═══ Supplied information ═══

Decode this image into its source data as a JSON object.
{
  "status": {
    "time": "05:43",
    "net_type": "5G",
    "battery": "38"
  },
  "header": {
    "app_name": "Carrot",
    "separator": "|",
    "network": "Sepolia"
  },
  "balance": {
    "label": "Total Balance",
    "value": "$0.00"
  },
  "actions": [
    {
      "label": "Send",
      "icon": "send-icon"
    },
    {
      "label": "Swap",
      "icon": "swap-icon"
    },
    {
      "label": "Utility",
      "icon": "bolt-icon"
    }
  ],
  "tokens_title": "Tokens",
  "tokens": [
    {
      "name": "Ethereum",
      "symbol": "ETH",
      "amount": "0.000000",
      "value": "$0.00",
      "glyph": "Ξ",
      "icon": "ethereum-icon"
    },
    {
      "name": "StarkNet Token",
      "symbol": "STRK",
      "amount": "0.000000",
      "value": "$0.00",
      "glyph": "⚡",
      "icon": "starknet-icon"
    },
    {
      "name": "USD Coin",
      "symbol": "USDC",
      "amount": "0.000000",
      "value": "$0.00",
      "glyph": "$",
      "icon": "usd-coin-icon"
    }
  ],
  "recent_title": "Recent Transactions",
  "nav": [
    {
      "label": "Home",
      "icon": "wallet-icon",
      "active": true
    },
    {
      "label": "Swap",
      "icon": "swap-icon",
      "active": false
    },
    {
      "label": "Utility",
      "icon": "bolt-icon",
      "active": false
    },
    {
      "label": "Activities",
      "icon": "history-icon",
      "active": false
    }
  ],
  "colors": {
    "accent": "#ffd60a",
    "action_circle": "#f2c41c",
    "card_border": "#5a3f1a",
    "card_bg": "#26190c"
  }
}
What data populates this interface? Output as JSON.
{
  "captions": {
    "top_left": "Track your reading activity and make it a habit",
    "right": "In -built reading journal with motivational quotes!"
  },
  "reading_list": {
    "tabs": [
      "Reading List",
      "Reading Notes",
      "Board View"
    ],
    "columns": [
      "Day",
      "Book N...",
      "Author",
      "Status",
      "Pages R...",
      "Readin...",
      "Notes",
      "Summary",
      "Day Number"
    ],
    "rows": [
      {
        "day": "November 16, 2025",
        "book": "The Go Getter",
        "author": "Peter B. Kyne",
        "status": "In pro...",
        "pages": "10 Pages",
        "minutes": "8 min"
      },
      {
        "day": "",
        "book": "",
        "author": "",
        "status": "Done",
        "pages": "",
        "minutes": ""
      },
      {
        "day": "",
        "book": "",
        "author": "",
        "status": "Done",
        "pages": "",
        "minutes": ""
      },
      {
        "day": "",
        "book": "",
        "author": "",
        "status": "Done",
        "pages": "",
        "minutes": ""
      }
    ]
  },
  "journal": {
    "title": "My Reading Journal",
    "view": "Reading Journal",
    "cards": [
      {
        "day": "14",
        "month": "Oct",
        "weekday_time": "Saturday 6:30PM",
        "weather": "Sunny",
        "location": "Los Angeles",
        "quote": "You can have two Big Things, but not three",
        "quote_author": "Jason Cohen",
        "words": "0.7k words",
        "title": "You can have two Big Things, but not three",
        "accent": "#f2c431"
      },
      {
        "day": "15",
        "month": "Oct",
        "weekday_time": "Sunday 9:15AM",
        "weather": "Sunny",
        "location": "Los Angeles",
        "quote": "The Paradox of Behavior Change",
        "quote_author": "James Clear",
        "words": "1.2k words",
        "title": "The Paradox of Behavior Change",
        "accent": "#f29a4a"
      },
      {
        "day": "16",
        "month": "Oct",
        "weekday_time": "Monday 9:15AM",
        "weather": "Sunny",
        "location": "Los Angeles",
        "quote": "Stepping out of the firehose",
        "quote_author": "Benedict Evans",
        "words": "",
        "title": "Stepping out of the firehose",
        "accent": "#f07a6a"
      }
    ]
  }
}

═══

* _Problem requirements_
State how many lines of the listing hold the string "have"; reply with the number and nothing else.

* _Completed task_
2